Task instructions:
Copy out the entries below precisely; nothing is to be omitted.
-- START Available records --
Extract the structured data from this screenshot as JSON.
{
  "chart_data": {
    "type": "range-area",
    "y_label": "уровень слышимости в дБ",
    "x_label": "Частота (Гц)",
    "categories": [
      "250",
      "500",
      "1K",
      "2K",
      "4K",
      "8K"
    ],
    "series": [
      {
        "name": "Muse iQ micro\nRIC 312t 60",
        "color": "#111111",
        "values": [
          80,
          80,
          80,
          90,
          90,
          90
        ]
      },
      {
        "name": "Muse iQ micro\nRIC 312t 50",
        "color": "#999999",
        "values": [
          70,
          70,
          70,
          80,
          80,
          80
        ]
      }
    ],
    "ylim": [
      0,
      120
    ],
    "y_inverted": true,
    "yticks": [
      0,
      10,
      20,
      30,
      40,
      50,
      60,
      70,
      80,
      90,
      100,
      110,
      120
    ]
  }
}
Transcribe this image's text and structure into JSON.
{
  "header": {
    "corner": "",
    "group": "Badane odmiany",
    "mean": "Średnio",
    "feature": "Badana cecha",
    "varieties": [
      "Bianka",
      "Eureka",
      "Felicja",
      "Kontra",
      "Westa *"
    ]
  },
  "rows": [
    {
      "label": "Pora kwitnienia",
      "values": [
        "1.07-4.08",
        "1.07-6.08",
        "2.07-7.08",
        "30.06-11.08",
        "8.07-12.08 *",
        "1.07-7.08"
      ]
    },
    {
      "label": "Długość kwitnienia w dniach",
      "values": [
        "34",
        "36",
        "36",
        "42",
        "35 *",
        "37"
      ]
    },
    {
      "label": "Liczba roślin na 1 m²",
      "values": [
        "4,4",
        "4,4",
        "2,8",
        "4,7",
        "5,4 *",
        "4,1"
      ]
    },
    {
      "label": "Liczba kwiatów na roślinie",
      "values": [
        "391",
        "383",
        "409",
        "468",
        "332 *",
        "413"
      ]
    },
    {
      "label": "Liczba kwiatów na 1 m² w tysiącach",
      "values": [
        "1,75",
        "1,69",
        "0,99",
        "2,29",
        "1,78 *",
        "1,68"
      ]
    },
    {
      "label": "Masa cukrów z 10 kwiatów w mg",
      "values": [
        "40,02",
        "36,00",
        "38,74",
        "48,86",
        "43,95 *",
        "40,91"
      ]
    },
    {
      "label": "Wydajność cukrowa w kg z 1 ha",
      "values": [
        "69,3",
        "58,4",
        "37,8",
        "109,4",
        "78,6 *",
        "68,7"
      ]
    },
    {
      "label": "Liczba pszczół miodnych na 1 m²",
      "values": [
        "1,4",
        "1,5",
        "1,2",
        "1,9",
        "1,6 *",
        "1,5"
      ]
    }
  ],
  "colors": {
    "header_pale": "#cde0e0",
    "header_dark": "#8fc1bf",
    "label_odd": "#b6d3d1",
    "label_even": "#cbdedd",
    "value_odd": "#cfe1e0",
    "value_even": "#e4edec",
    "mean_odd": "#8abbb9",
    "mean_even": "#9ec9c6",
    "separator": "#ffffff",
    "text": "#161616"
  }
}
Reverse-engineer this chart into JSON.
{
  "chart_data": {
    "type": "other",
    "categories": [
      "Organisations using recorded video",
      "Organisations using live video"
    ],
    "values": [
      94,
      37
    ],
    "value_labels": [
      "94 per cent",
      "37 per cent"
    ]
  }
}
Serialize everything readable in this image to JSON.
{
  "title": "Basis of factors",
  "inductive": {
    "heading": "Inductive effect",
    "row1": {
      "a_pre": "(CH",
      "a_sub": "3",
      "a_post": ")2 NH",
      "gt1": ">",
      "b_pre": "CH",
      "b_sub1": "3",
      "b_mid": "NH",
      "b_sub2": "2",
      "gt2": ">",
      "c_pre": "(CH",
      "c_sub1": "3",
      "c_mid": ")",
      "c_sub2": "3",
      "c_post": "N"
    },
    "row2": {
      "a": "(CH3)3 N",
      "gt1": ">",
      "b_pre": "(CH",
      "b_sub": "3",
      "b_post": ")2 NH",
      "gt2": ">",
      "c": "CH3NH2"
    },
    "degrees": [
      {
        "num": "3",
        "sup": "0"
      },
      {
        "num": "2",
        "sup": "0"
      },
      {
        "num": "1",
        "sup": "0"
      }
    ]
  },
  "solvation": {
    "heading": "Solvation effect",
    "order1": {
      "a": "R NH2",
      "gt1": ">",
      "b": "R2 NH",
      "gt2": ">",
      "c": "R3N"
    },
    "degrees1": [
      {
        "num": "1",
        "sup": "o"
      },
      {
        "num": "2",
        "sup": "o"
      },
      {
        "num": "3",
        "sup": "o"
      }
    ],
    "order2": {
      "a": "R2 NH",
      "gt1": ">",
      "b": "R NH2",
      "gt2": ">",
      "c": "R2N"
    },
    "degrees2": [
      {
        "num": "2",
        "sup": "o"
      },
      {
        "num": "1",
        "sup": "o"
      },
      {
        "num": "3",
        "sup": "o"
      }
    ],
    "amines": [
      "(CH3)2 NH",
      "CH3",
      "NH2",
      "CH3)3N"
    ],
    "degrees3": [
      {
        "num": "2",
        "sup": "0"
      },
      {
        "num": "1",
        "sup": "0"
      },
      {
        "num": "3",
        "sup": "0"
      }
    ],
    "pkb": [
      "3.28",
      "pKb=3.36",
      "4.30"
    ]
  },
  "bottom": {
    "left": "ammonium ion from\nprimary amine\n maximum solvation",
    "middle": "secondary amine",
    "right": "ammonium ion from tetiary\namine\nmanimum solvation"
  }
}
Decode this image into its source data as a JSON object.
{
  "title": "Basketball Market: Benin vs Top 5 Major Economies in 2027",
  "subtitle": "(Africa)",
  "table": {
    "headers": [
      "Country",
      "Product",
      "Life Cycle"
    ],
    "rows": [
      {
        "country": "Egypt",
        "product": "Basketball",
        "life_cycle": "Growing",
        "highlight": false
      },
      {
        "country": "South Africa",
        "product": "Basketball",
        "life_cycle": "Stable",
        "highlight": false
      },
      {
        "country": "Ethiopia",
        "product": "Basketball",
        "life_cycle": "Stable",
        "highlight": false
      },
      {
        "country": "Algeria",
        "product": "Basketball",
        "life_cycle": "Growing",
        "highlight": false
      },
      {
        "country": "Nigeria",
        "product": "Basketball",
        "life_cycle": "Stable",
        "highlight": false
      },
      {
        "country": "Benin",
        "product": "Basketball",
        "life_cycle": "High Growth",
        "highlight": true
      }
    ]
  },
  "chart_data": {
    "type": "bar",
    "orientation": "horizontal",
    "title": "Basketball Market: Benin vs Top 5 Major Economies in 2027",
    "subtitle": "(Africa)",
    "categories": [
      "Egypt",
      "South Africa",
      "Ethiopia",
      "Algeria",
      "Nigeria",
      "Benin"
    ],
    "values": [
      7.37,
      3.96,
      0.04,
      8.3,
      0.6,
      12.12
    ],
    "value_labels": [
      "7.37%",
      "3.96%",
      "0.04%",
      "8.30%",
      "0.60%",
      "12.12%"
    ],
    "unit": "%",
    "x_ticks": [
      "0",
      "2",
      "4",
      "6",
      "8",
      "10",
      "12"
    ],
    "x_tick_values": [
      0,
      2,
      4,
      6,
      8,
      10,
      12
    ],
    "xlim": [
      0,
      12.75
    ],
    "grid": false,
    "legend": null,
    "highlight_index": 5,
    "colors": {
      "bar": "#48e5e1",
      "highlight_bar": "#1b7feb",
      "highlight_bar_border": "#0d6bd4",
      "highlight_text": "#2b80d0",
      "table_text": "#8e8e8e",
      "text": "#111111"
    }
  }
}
-- END Available records --
Full solution:
Extract the structured data from this screenshot as JSON.
{
  "chart_data": {
    "type": "range-area",
    "y_label": "уровень слышимости в дБ",
    "x_label": "Частота (Гц)",
    "categories": [
      "250",
      "500",
      "1K",
      "2K",
      "4K",
      "8K"
    ],
    "series": [
      {
        "name": "Muse iQ micro\nRIC 312t 60",
        "color": "#111111",
        "values": [
          80,
          80,
          80,
          90,
          90,
          90
        ]
      },
      {
        "name": "Muse iQ micro\nRIC 312t 50",
        "color": "#999999",
        "values": [
          70,
          70,
          70,
          80,
          80,
          80
        ]
      }
    ],
    "ylim": [
      0,
      120
    ],
    "y_inverted": true,
    "yticks": [
      0,
      10,
      20,
      30,
      40,
      50,
      60,
      70,
      80,
      90,
      100,
      110,
      120
    ]
  }
}
Transcribe this image's text and structure into JSON.
{
  "header": {
    "corner": "",
    "group": "Badane odmiany",
    "mean": "Średnio",
    "feature": "Badana cecha",
    "varieties": [
      "Bianka",
      "Eureka",
      "Felicja",
      "Kontra",
      "Westa *"
    ]
  },
  "rows": [
    {
      "label": "Pora kwitnienia",
      "values": [
        "1.07-4.08",
        "1.07-6.08",
        "2.07-7.08",
        "30.06-11.08",
        "8.07-12.08 *",
        "1.07-7.08"
      ]
    },
    {
      "label": "Długość kwitnienia w dniach",
      "values": [
        "34",
        "36",
        "36",
        "42",
        "35 *",
        "37"
      ]
    },
    {
      "label": "Liczba roślin na 1 m²",
      "values": [
        "4,4",
        "4,4",
        "2,8",
        "4,7",
        "5,4 *",
        "4,1"
      ]
    },
    {
      "label": "Liczba kwiatów na roślinie",
      "values": [
        "391",
        "383",
        "409",
        "468",
        "332 *",
        "413"
      ]
    },
    {
      "label": "Liczba kwiatów na 1 m² w tysiącach",
      "values": [
        "1,75",
        "1,69",
        "0,99",
        "2,29",
        "1,78 *",
        "1,68"
      ]
    },
    {
      "label": "Masa cukrów z 10 kwiatów w mg",
      "values": [
        "40,02",
        "36,00",
        "38,74",
        "48,86",
        "43,95 *",
        "40,91"
      ]
    },
    {
      "label": "Wydajność cukrowa w kg z 1 ha",
      "values": [
        "69,3",
        "58,4",
        "37,8",
        "109,4",
        "78,6 *",
        "68,7"
      ]
    },
    {
      "label": "Liczba pszczół miodnych na 1 m²",
      "values": [
        "1,4",
        "1,5",
        "1,2",
        "1,9",
        "1,6 *",
        "1,5"
      ]
    }
  ],
  "colors": {
    "header_pale": "#cde0e0",
    "header_dark": "#8fc1bf",
    "label_odd": "#b6d3d1",
    "label_even": "#cbdedd",
    "value_odd": "#cfe1e0",
    "value_even": "#e4edec",
    "mean_odd": "#8abbb9",
    "mean_even": "#9ec9c6",
    "separator": "#ffffff",
    "text": "#161616"
  }
}
Reverse-engineer this chart into JSON.
{
  "chart_data": {
    "type": "other",
    "categories": [
      "Organisations using recorded video",
      "Organisations using live video"
    ],
    "values": [
      94,
      37
    ],
    "value_labels": [
      "94 per cent",
      "37 per cent"
    ]
  }
}
Serialize everything readable in this image to JSON.
{
  "title": "Basis of factors",
  "inductive": {
    "heading": "Inductive effect",
    "row1": {
      "a_pre": "(CH",
      "a_sub": "3",
      "a_post": ")2 NH",
      "gt1": ">",
      "b_pre": "CH",
      "b_sub1": "3",
      "b_mid": "NH",
      "b_sub2": "2",
      "gt2": ">",
      "c_pre": "(CH",
      "c_sub1": "3",
      "c_mid": ")",
      "c_sub2": "3",
      "c_post": "N"
    },
    "row2": {
      "a": "(CH3)3 N",
      "gt1": ">",
      "b_pre": "(CH",
      "b_sub": "3",
      "b_post": ")2 NH",
      "gt2": ">",
      "c": "CH3NH2"
    },
    "degrees": [
      {
        "num": "3",
        "sup": "0"
      },
      {
        "num": "2",
        "sup": "0"
      },
      {
        "num": "1",
        "sup": "0"
      }
    ]
  },
  "solvation": {
    "heading": "Solvation effect",
    "order1": {
      "a": "R NH2",
      "gt1": ">",
      "b": "R2 NH",
      "gt2": ">",
      "c": "R3N"
    },
    "degrees1": [
      {
        "num": "1",
        "sup": "o"
      },
      {
        "num": "2",
        "sup": "o"
      },
      {
        "num": "3",
        "sup": "o"
      }
    ],
    "order2": {
      "a": "R2 NH",
      "gt1": ">",
      "b": "R NH2",
      "gt2": ">",
      "c": "R2N"
    },
    "degrees2": [
      {
        "num": "2",
        "sup": "o"
      },
      {
        "num": "1",
        "sup": "o"
      },
      {
        "num": "3",
        "sup": "o"
      }
    ],
    "amines": [
      "(CH3)2 NH",
      "CH3",
      "NH2",
      "CH3)3N"
    ],
    "degrees3": [
      {
        "num": "2",
        "sup": "0"
      },
      {
        "num": "1",
        "sup": "0"
      },
      {
        "num": "3",
        "sup": "0"
      }
    ],
    "pkb": [
      "3.28",
      "pKb=3.36",
      "4.30"
    ]
  },
  "bottom": {
    "left": "ammonium ion from\nprimary amine\n maximum solvation",
    "middle": "secondary amine",
    "right": "ammonium ion from tetiary\namine\nmanimum solvation"
  }
}
Decode this image into its source data as a JSON object.
{
  "title": "Basketball Market: Benin vs Top 5 Major Economies in 2027",
  "subtitle": "(Africa)",
  "table": {
    "headers": [
      "Country",
      "Product",
      "Life Cycle"
    ],
    "rows": [
      {
        "country": "Egypt",
        "product": "Basketball",
        "life_cycle": "Growing",
        "highlight": false
      },
      {
        "country": "South Africa",
        "product": "Basketball",
        "life_cycle": "Stable",
        "highlight": false
      },
      {
        "country": "Ethiopia",
        "product": "Basketball",
        "life_cycle": "Stable",
        "highlight": false
      },
      {
        "country": "Algeria",
        "product": "Basketball",
        "life_cycle": "Growing",
        "highlight": false
      },
      {
        "country": "Nigeria",
        "product": "Basketball",
        "life_cycle": "Stable",
        "highlight": false
      },
      {
        "country": "Benin",
        "product": "Basketball",
        "life_cycle": "High Growth",
        "highlight": true
      }
    ]
  },
  "chart_data": {
    "type": "bar",
    "orientation": "horizontal",
    "title": "Basketball Market: Benin vs Top 5 Major Economies in 2027",
    "subtitle": "(Africa)",
    "categories": [
      "Egypt",
      "South Africa",
      "Ethiopia",
      "Algeria",
      "Nigeria",
      "Benin"
    ],
    "values": [
      7.37,
      3.96,
      0.04,
      8.3,
      0.6,
      12.12
    ],
    "value_labels": [
      "7.37%",
      "3.96%",
      "0.04%",
      "8.30%",
      "0.60%",
      "12.12%"
    ],
    "unit": "%",
    "x_ticks": [
      "0",
      "2",
      "4",
      "6",
      "8",
      "10",
      "12"
    ],
    "x_tick_values": [
      0,
      2,
      4,
      6,
      8,
      10,
      12
    ],
    "xlim": [
      0,
      12.75
    ],
    "grid": false,
    "legend": null,
    "highlight_index": 5,
    "colors": {
      "bar": "#48e5e1",
      "highlight_bar": "#1b7feb",
      "highlight_bar_border": "#0d6bd4",
      "highlight_text": "#2b80d0",
      "table_text": "#8e8e8e",
      "text": "#111111"
    }
  }
}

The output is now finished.